--- Start ---

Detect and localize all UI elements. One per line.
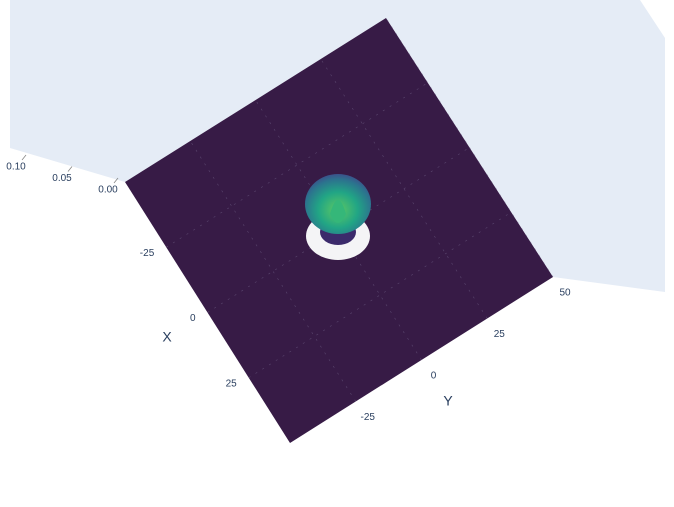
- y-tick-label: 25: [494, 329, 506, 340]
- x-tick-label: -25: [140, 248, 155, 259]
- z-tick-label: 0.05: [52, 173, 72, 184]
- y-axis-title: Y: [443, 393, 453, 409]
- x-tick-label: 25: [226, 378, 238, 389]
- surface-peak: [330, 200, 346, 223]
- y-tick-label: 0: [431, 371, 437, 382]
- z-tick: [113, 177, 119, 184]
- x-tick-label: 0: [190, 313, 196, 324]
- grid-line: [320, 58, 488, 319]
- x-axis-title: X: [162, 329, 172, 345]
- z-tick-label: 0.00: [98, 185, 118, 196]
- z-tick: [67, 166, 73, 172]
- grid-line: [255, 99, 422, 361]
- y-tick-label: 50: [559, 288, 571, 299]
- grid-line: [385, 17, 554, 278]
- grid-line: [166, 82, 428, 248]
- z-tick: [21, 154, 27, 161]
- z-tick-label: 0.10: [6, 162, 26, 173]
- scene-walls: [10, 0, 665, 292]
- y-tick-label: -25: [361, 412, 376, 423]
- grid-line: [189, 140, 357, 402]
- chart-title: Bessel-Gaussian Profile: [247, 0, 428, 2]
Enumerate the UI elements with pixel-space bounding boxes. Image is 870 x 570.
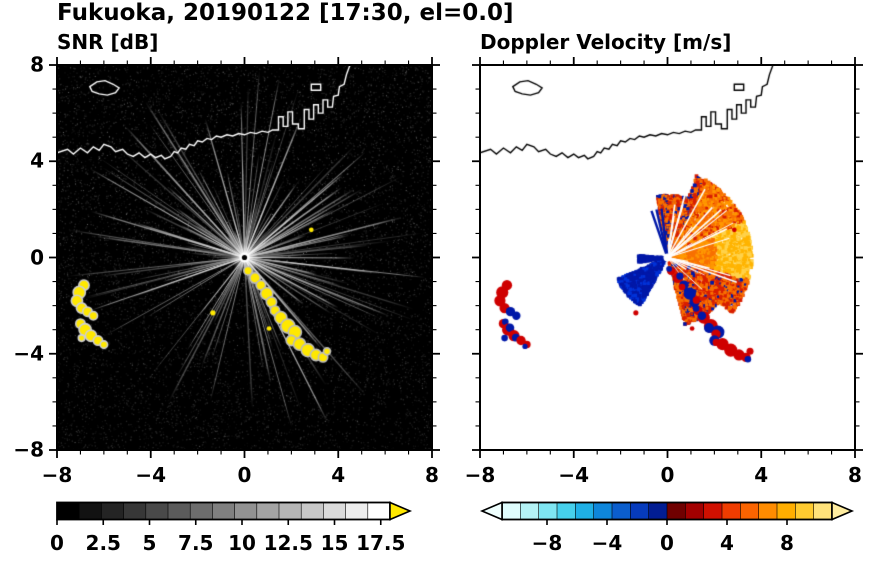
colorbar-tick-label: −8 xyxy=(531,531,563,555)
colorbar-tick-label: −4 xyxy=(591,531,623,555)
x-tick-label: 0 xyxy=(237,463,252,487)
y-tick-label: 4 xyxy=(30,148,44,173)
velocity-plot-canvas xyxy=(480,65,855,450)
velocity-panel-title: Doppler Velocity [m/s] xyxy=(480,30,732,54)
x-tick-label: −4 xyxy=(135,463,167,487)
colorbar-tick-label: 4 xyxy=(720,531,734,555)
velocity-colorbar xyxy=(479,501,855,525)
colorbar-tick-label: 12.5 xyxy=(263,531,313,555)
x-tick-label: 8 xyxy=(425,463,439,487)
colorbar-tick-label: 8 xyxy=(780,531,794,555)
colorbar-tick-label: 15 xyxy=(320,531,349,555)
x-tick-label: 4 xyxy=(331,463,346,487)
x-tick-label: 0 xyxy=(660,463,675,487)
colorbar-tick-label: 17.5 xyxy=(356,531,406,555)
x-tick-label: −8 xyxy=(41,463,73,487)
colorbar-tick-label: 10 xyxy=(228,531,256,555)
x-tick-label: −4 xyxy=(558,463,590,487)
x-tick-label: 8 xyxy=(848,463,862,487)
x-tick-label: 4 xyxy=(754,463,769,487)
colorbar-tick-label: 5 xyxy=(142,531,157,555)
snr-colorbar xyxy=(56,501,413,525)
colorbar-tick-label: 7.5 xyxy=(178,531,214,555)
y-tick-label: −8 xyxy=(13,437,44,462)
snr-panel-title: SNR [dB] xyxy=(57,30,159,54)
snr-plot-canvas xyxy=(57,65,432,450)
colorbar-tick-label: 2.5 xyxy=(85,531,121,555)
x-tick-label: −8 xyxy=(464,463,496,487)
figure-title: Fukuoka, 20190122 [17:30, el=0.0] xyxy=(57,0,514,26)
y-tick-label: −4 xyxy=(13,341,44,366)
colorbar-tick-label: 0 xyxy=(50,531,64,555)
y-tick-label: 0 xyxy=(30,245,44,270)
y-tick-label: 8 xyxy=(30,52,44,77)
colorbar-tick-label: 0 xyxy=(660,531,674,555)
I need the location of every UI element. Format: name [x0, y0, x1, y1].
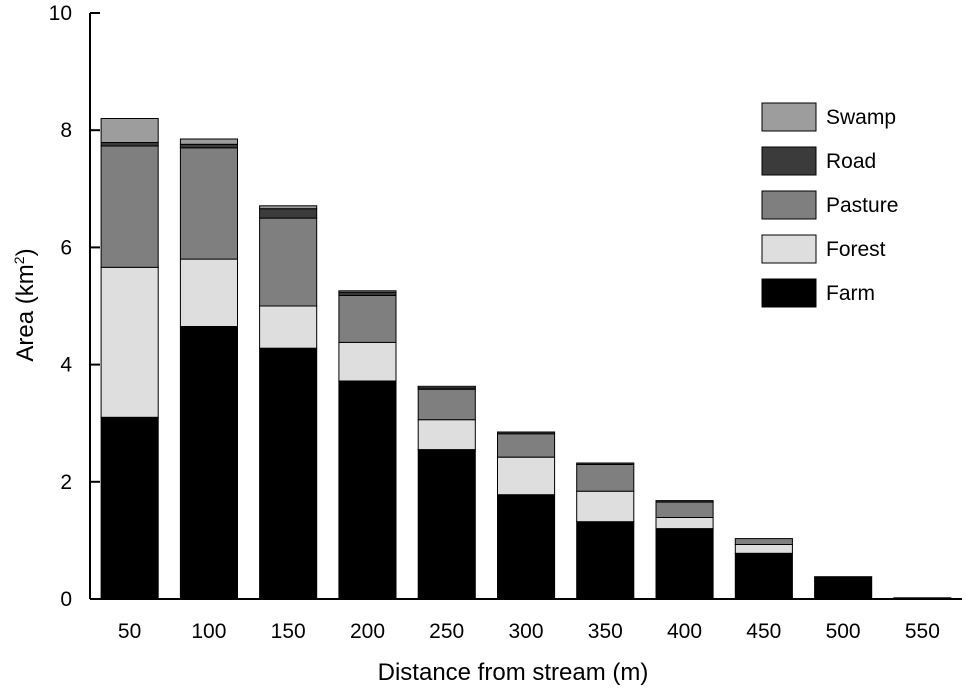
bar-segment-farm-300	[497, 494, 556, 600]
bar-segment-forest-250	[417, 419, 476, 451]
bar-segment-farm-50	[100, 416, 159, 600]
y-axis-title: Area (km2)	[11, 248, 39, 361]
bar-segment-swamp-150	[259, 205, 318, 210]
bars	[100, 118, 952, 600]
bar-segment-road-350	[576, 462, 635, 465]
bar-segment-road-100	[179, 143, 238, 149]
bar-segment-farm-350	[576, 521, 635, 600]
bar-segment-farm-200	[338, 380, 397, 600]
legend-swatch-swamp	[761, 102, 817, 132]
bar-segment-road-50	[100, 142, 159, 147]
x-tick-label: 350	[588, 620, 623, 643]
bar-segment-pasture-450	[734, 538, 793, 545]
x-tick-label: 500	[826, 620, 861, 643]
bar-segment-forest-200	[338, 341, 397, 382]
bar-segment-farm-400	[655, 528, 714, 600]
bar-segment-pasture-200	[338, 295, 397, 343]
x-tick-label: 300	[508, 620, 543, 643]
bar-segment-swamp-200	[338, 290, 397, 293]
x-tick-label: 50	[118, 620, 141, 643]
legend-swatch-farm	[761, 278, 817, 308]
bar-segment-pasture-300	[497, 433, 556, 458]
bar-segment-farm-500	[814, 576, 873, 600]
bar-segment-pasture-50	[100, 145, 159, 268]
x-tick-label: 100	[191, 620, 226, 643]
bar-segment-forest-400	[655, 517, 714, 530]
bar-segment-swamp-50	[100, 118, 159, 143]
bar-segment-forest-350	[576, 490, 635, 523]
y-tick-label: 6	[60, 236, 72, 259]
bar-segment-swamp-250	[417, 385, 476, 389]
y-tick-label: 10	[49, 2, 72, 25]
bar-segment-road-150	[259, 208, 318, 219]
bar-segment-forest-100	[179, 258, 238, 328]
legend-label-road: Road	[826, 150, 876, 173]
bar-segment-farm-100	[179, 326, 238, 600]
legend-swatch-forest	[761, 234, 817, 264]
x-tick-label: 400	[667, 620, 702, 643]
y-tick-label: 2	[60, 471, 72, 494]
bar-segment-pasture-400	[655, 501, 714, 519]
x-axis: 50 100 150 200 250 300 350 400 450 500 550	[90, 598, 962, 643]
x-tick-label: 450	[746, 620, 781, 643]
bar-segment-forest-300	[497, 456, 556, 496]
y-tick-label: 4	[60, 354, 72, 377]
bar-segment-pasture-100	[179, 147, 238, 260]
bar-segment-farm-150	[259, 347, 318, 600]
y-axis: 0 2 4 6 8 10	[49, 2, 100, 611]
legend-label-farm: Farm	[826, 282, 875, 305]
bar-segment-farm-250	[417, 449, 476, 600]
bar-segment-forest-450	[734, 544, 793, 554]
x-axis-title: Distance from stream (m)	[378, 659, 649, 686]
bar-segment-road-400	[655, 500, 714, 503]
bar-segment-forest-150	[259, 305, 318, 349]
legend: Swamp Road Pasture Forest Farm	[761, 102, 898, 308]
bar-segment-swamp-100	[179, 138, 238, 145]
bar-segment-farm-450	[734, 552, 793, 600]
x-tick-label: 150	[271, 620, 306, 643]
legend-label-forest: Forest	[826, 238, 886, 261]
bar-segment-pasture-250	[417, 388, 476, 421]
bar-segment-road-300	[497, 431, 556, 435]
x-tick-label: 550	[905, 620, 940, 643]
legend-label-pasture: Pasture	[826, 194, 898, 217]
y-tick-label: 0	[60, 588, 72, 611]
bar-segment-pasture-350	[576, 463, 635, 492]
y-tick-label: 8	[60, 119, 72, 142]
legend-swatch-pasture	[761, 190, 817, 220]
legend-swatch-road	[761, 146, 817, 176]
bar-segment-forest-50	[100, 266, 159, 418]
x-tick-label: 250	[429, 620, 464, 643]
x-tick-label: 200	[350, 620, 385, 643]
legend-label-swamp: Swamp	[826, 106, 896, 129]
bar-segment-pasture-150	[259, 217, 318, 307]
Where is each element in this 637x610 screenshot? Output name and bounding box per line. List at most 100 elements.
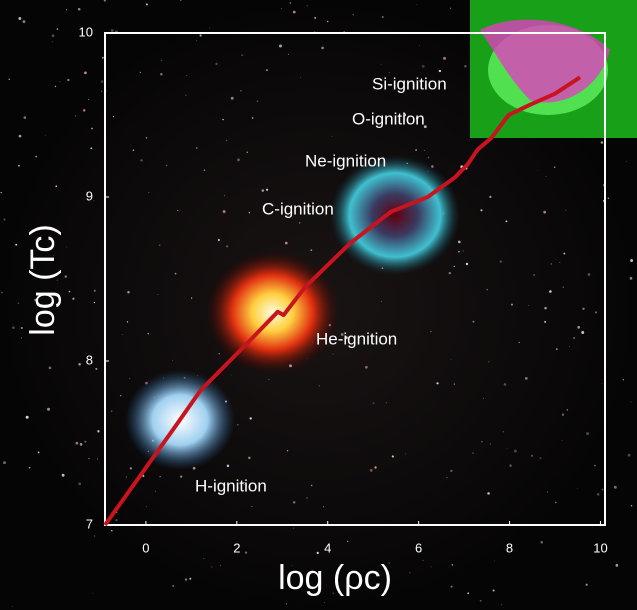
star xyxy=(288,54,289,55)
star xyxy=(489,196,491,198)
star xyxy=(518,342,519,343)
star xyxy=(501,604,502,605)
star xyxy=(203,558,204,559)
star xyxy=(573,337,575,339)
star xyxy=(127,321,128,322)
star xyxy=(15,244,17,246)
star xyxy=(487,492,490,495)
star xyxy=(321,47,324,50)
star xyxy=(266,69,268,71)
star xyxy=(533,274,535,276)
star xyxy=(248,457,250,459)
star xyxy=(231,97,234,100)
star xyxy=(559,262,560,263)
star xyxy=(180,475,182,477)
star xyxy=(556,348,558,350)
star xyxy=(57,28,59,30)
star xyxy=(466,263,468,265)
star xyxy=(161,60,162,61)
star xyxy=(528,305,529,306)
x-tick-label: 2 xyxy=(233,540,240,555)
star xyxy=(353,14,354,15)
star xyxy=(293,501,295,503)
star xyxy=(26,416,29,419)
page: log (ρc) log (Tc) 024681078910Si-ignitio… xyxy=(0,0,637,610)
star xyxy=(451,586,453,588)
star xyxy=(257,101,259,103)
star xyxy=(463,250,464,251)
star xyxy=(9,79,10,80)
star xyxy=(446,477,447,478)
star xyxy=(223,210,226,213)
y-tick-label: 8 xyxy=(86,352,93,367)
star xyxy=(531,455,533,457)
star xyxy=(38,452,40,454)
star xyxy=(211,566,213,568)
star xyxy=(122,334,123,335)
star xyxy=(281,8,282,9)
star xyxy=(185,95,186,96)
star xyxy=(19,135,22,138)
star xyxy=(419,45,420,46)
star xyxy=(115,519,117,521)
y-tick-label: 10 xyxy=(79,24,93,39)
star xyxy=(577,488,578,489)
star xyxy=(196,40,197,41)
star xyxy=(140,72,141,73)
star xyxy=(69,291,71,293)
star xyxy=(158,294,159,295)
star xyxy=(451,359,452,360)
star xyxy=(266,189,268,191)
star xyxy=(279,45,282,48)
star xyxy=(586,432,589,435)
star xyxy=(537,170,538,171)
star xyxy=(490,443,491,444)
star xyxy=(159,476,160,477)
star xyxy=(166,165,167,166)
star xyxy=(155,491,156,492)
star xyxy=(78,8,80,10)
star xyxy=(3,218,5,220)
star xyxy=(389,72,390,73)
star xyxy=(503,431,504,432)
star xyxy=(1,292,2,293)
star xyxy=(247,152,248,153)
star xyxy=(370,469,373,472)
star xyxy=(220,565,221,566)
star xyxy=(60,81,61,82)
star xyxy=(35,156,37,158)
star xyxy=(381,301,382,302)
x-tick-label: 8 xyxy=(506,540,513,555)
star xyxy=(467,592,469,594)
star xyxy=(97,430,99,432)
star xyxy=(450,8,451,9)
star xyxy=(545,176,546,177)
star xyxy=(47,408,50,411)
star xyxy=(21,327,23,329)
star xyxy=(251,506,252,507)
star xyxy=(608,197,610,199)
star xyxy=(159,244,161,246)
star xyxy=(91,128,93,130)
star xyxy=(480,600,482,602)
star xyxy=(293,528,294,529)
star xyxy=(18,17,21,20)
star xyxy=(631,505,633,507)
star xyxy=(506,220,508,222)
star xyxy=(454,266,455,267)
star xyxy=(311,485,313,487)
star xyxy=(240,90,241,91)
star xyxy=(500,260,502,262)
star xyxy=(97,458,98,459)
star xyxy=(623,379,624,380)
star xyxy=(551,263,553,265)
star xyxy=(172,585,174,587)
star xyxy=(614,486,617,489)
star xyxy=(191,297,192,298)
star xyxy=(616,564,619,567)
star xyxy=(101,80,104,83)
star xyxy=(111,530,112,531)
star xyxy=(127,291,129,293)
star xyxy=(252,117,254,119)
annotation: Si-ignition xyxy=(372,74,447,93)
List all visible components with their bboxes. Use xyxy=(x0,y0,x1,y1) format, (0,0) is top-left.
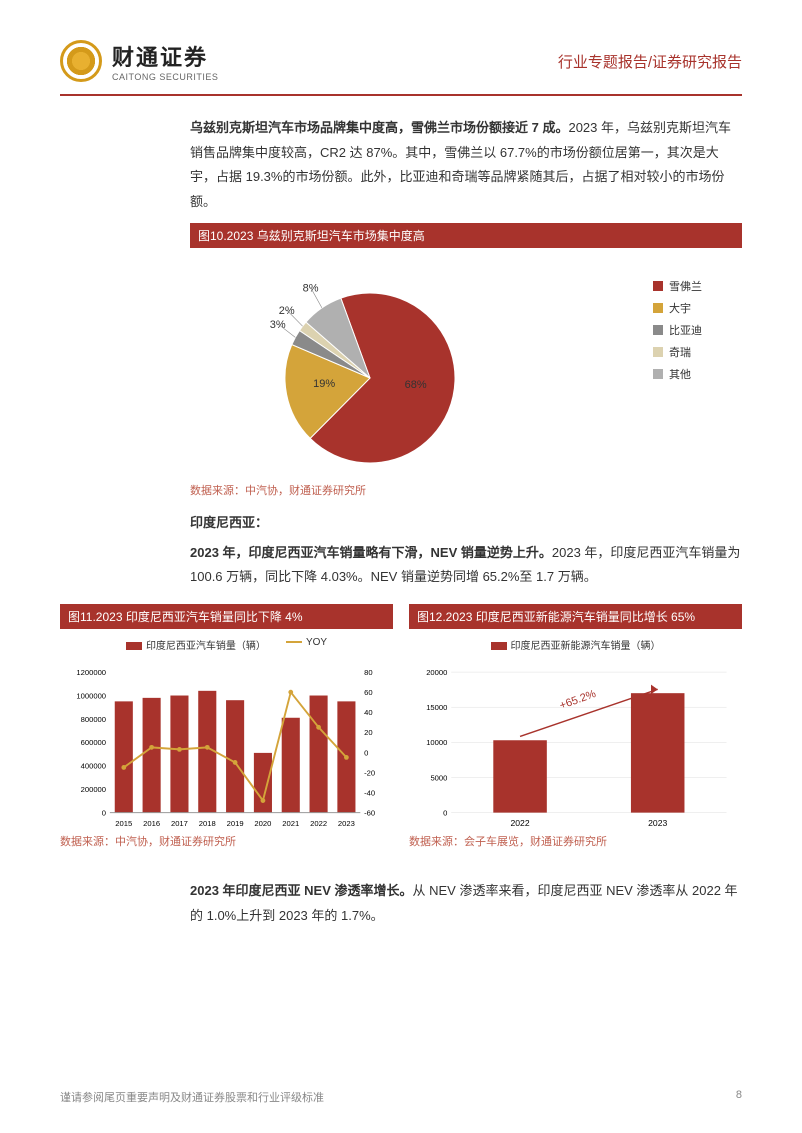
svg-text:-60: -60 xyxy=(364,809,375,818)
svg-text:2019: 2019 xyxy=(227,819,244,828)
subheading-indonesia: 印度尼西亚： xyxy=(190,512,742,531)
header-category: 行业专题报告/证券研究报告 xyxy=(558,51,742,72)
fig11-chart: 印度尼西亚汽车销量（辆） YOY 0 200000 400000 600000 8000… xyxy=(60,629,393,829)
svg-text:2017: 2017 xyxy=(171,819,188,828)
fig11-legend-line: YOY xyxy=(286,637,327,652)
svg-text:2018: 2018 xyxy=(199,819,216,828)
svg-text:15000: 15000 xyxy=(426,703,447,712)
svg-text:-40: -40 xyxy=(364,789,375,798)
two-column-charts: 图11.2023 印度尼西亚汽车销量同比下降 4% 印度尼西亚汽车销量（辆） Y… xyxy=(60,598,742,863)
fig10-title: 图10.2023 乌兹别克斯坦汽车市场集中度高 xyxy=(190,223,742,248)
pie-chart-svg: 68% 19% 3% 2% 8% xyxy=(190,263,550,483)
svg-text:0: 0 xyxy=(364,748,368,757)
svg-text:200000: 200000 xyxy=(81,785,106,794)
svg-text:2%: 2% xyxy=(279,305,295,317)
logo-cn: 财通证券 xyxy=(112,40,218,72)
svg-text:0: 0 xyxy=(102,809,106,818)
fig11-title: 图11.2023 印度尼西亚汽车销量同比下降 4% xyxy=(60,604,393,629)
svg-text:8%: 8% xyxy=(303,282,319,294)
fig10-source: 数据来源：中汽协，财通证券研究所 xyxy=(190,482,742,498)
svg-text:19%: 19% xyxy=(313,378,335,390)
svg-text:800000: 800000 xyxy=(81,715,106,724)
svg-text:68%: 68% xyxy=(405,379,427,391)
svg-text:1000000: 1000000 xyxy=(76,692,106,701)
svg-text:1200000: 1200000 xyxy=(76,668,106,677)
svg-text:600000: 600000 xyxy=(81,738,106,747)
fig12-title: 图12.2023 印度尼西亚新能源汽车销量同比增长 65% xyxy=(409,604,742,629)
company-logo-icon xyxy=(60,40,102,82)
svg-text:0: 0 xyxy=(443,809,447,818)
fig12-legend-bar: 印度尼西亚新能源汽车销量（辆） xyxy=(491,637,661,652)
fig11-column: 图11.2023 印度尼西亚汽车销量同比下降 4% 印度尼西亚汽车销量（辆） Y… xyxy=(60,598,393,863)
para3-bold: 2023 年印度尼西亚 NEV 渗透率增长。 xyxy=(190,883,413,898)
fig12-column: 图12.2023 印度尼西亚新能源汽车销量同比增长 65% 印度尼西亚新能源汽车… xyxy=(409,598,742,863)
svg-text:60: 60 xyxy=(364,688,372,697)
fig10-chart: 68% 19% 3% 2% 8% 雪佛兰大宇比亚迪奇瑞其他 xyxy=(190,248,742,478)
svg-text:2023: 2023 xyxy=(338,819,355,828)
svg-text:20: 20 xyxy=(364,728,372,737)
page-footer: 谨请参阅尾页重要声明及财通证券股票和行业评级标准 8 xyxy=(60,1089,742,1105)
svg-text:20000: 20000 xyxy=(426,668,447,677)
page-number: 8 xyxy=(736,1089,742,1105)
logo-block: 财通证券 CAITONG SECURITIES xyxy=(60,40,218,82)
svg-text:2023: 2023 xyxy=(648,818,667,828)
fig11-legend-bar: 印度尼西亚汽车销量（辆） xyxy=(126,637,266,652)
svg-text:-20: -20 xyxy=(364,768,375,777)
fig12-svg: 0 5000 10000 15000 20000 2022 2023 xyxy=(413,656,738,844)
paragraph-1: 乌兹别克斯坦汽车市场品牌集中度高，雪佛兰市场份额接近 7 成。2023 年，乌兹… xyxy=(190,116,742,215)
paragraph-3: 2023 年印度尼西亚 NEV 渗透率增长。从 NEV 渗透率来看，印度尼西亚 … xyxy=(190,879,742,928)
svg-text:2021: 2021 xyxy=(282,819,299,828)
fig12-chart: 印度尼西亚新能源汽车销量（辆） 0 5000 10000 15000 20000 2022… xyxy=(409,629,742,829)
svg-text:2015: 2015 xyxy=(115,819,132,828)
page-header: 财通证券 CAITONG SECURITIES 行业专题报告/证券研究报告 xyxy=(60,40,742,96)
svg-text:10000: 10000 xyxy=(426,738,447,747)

--- End ---

◆ Exercise task: Extract the data lines from the one containing "svg-text:-60: -60 xyxy=(364,809,375,818)" through the one containing "fig12-svg: 0 5000", inclusive of both, and reproduce them verbatim.

◆ Output of the task:
svg-text:-60: -60 xyxy=(364,809,375,818)
svg-text:2019: 2019 xyxy=(227,819,244,828)
subheading-indonesia: 印度尼西亚： xyxy=(190,512,742,531)
header-category: 行业专题报告/证券研究报告 xyxy=(558,51,742,72)
fig11-chart: 印度尼西亚汽车销量（辆） YOY 0 200000 400000 600000 8000… xyxy=(60,629,393,829)
svg-text:2017: 2017 xyxy=(171,819,188,828)
fig11-legend-line: YOY xyxy=(286,637,327,652)
svg-text:2018: 2018 xyxy=(199,819,216,828)
svg-text:15000: 15000 xyxy=(426,703,447,712)
svg-text:-40: -40 xyxy=(364,789,375,798)
two-column-charts: 图11.2023 印度尼西亚汽车销量同比下降 4% 印度尼西亚汽车销量（辆） Y… xyxy=(60,598,742,863)
fig10-title: 图10.2023 乌兹别克斯坦汽车市场集中度高 xyxy=(190,223,742,248)
pie-chart-svg: 68% 19% 3% 2% 8% xyxy=(190,263,550,483)
svg-text:0: 0 xyxy=(364,748,368,757)
svg-text:200000: 200000 xyxy=(81,785,106,794)
svg-text:2%: 2% xyxy=(279,305,295,317)
logo-cn: 财通证券 xyxy=(112,40,218,72)
svg-text:0: 0 xyxy=(102,809,106,818)
fig11-title: 图11.2023 印度尼西亚汽车销量同比下降 4% xyxy=(60,604,393,629)
svg-text:8%: 8% xyxy=(303,282,319,294)
fig10-source: 数据来源：中汽协，财通证券研究所 xyxy=(190,482,742,498)
svg-text:19%: 19% xyxy=(313,378,335,390)
svg-text:800000: 800000 xyxy=(81,715,106,724)
svg-text:68%: 68% xyxy=(405,379,427,391)
svg-text:1000000: 1000000 xyxy=(76,692,106,701)
svg-text:1200000: 1200000 xyxy=(76,668,106,677)
svg-text:600000: 600000 xyxy=(81,738,106,747)
fig12-title: 图12.2023 印度尼西亚新能源汽车销量同比增长 65% xyxy=(409,604,742,629)
company-logo-icon xyxy=(60,40,102,82)
svg-text:0: 0 xyxy=(443,809,447,818)
fig12-legend-bar: 印度尼西亚新能源汽车销量（辆） xyxy=(491,637,661,652)
fig11-column: 图11.2023 印度尼西亚汽车销量同比下降 4% 印度尼西亚汽车销量（辆） Y… xyxy=(60,598,393,863)
para3-bold: 2023 年印度尼西亚 NEV 渗透率增长。 xyxy=(190,883,413,898)
fig12-column: 图12.2023 印度尼西亚新能源汽车销量同比增长 65% 印度尼西亚新能源汽车… xyxy=(409,598,742,863)
svg-text:60: 60 xyxy=(364,688,372,697)
fig10-chart: 68% 19% 3% 2% 8% 雪佛兰大宇比亚迪奇瑞其他 xyxy=(190,248,742,478)
svg-text:2023: 2023 xyxy=(338,819,355,828)
svg-text:20: 20 xyxy=(364,728,372,737)
page-footer: 谨请参阅尾页重要声明及财通证券股票和行业评级标准 8 xyxy=(60,1089,742,1105)
svg-text:20000: 20000 xyxy=(426,668,447,677)
page-number: 8 xyxy=(736,1089,742,1105)
logo-block: 财通证券 CAITONG SECURITIES xyxy=(60,40,218,82)
svg-text:2023: 2023 xyxy=(648,818,667,828)
fig11-legend-bar: 印度尼西亚汽车销量（辆） xyxy=(126,637,266,652)
svg-text:-20: -20 xyxy=(364,768,375,777)
fig12-svg: 0 5000 10000 15000 20000 2022 2023 xyxy=(413,656,738,844)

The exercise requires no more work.